# Task directions
Pick out each line below containing "市场特性".

# Source data
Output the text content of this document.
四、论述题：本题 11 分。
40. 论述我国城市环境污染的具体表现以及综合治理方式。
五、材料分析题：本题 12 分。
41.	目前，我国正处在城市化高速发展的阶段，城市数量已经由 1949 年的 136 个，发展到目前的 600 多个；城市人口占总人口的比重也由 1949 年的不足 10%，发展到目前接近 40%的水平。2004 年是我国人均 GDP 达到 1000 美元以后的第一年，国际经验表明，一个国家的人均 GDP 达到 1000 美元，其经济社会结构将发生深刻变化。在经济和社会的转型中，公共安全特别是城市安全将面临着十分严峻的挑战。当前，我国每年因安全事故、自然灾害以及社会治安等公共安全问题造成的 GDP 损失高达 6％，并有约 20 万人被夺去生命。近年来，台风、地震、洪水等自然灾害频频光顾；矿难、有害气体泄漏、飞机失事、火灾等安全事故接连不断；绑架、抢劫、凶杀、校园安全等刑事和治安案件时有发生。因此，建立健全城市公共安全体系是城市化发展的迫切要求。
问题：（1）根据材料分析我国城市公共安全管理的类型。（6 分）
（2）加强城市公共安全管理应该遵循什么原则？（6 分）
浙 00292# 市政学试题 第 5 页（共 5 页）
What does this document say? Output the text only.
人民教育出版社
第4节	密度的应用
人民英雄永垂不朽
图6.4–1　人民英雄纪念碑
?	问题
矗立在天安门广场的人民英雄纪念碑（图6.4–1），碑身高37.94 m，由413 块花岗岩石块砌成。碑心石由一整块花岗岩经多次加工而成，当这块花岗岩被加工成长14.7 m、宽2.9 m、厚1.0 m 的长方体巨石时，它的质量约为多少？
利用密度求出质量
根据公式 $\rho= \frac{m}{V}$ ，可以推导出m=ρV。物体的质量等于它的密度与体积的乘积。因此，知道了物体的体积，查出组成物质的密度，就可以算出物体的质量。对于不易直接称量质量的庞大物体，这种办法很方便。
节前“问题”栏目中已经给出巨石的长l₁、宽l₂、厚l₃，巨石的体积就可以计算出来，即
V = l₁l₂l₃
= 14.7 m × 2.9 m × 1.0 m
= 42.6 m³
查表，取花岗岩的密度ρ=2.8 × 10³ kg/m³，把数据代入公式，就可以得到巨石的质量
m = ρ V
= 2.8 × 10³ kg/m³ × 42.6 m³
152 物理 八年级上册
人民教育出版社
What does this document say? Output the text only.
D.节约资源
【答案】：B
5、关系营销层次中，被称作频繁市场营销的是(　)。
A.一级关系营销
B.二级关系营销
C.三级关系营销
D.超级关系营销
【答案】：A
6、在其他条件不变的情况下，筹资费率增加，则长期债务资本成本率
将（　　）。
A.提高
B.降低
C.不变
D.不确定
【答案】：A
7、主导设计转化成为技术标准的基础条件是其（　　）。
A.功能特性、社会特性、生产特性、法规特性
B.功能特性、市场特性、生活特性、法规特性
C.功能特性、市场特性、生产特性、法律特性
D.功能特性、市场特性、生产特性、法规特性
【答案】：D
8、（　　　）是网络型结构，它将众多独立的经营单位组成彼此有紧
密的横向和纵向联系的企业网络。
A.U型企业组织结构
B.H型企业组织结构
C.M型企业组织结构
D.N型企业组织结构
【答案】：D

==

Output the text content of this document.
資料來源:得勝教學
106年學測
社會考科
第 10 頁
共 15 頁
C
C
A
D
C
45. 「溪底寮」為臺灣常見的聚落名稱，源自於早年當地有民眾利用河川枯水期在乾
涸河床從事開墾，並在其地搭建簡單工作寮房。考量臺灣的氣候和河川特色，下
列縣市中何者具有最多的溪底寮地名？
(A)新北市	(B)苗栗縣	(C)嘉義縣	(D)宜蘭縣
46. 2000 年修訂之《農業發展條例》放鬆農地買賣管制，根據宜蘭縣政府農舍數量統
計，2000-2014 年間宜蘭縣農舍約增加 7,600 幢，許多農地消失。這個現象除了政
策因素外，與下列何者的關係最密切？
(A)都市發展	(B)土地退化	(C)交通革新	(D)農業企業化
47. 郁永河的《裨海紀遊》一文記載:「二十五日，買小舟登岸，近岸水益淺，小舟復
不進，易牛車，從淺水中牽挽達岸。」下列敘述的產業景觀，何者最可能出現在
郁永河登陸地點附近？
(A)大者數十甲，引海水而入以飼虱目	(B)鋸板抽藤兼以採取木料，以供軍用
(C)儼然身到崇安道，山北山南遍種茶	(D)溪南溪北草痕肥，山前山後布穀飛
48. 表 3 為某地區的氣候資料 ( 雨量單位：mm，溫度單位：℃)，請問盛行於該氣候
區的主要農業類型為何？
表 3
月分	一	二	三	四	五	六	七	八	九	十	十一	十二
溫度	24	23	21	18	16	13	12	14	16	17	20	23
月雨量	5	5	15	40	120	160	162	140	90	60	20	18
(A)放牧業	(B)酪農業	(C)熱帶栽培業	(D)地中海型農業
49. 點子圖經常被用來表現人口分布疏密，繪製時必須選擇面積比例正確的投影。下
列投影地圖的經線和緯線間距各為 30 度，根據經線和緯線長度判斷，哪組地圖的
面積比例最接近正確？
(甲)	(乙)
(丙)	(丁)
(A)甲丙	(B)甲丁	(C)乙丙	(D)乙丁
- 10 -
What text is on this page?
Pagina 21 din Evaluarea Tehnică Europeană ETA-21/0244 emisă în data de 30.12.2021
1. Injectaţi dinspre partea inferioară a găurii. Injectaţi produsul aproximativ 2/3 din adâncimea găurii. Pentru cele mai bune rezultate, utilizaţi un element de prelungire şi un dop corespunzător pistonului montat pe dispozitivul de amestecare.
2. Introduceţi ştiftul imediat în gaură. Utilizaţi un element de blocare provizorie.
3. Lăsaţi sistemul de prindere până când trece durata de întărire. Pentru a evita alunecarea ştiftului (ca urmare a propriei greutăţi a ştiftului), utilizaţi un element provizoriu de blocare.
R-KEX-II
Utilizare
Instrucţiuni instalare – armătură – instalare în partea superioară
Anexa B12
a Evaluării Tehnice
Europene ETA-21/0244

==

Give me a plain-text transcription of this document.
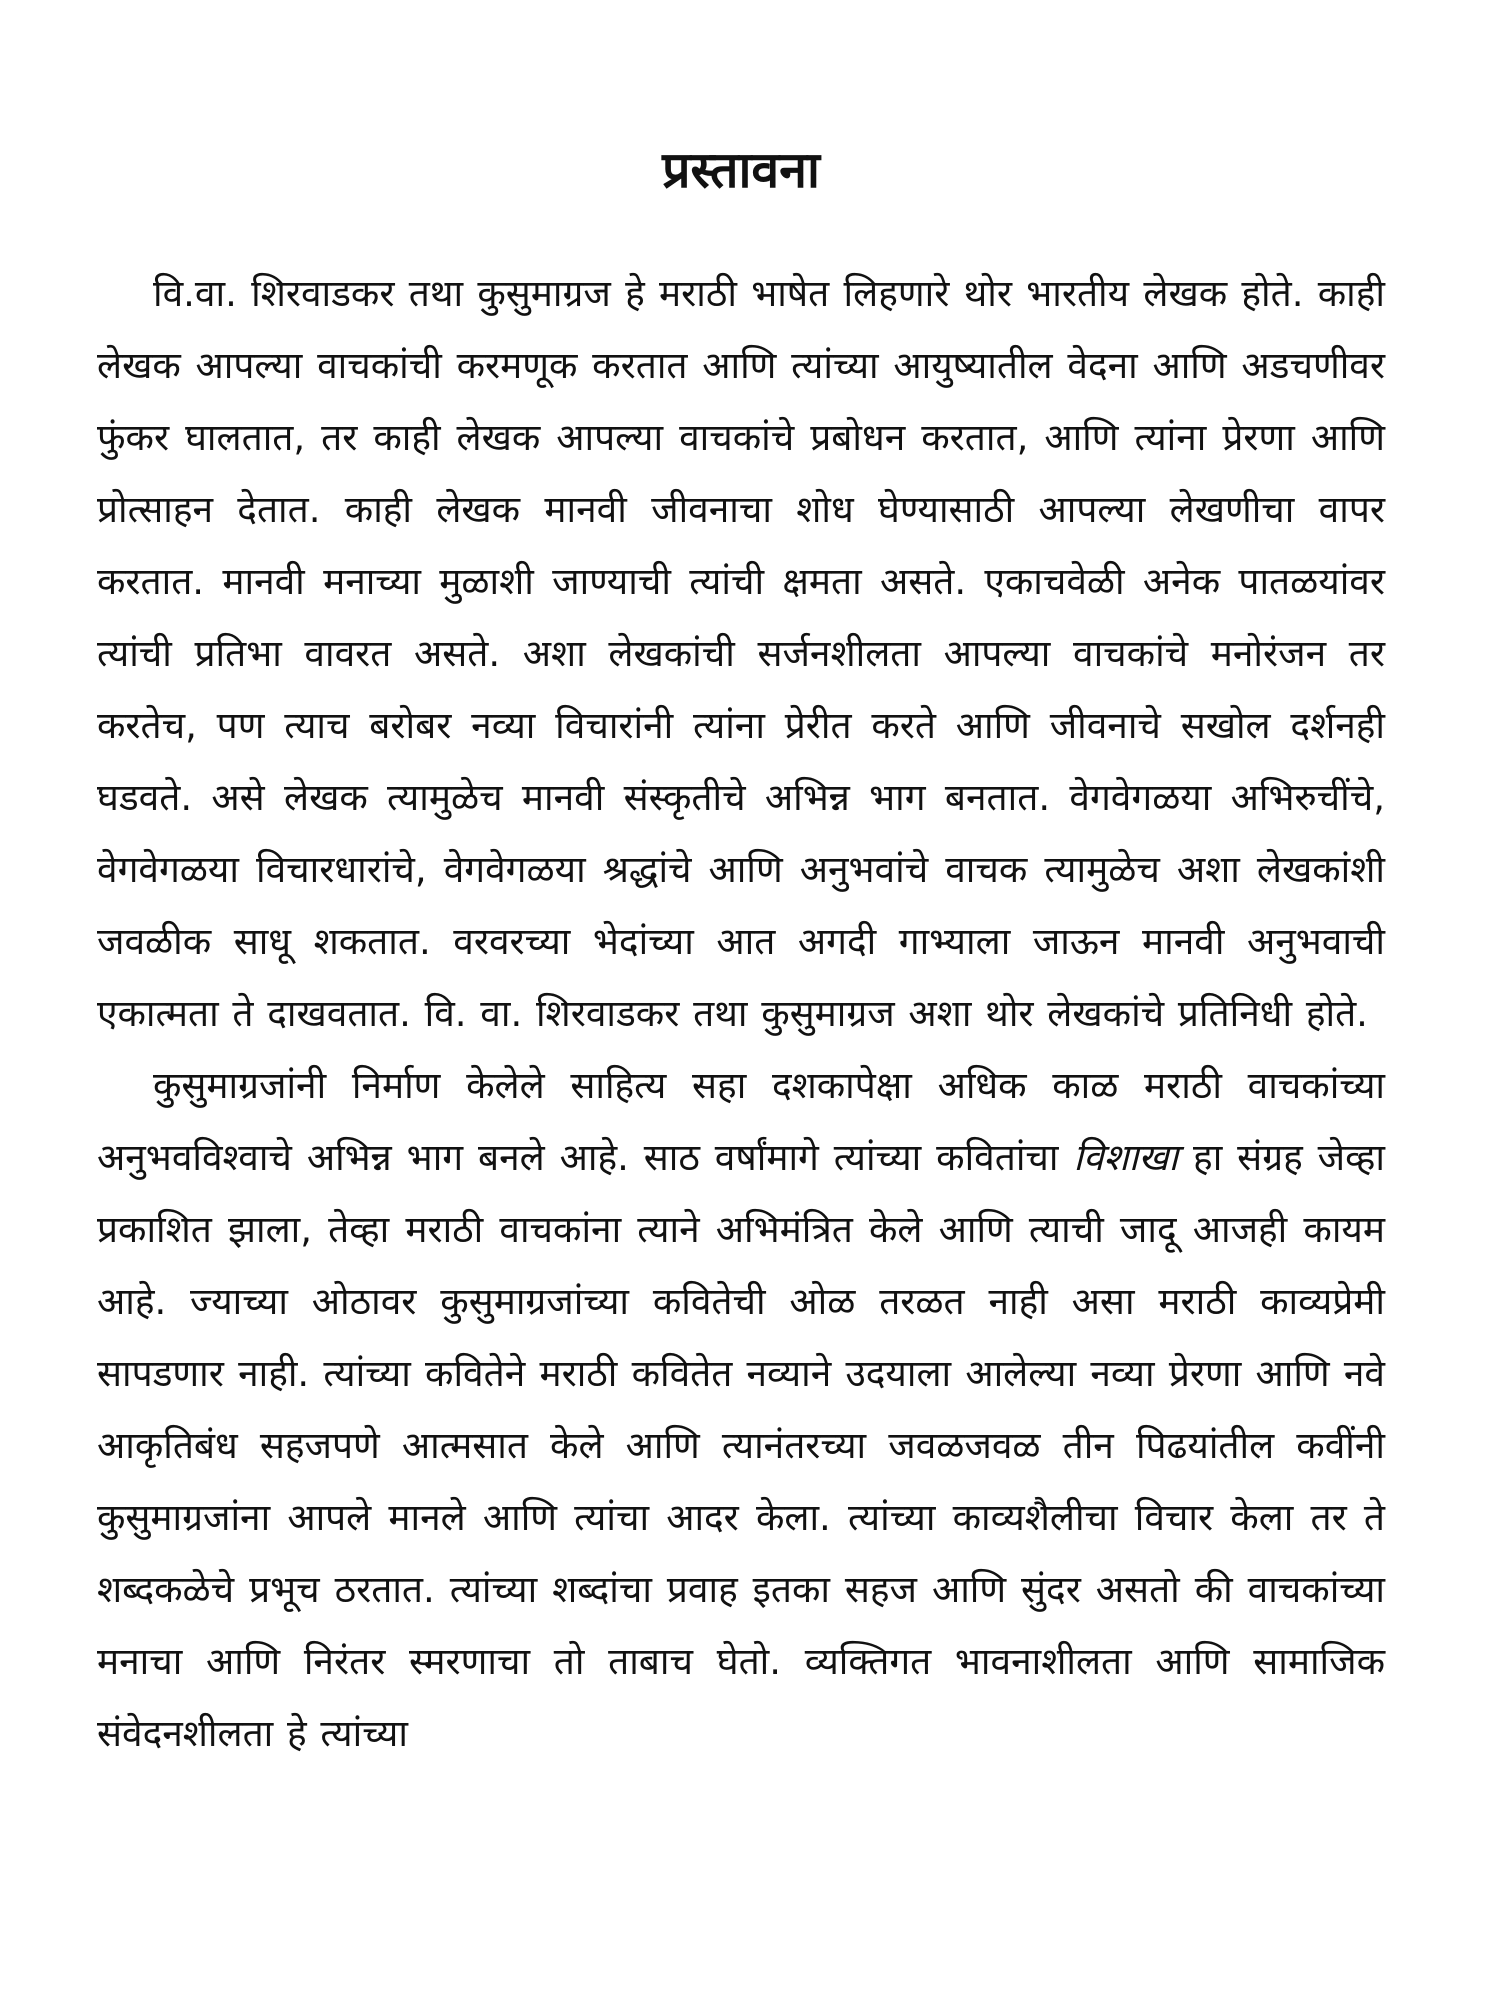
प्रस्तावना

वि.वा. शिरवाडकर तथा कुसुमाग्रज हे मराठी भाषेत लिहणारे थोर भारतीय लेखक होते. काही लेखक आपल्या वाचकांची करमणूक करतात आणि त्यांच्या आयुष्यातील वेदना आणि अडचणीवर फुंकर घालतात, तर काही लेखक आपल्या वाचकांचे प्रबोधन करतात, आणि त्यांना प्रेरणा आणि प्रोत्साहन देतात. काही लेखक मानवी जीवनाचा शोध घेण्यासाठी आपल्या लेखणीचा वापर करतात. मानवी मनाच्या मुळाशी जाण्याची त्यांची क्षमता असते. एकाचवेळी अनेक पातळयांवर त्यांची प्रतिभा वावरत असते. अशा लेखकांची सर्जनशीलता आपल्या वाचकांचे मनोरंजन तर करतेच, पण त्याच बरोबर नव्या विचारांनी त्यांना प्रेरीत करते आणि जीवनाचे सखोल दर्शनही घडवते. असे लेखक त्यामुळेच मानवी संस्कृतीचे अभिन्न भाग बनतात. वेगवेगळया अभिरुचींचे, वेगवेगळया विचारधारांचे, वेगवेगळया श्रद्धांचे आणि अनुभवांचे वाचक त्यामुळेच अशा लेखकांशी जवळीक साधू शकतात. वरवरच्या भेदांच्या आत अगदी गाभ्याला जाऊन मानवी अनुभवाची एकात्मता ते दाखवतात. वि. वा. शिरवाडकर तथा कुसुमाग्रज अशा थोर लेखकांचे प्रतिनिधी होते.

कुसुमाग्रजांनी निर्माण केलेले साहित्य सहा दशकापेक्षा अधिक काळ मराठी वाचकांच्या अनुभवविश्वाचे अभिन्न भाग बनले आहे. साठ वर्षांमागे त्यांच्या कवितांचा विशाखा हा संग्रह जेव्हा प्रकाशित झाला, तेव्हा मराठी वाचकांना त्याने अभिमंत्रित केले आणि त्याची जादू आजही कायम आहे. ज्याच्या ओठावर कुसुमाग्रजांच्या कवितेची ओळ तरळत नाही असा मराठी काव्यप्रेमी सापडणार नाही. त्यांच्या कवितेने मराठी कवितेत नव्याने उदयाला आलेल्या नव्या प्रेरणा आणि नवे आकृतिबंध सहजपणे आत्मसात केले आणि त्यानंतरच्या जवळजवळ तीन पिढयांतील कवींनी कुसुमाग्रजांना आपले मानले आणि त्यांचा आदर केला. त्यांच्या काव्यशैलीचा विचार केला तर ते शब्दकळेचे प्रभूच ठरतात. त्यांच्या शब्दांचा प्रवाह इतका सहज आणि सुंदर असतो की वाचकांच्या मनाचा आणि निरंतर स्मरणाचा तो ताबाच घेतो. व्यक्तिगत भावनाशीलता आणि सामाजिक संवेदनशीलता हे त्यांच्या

# Solution to the problem
B.功能特性、市场特性、生活特性、法规特性
C.功能特性、市场特性、生产特性、法律特性
D.功能特性、市场特性、生产特性、法规特性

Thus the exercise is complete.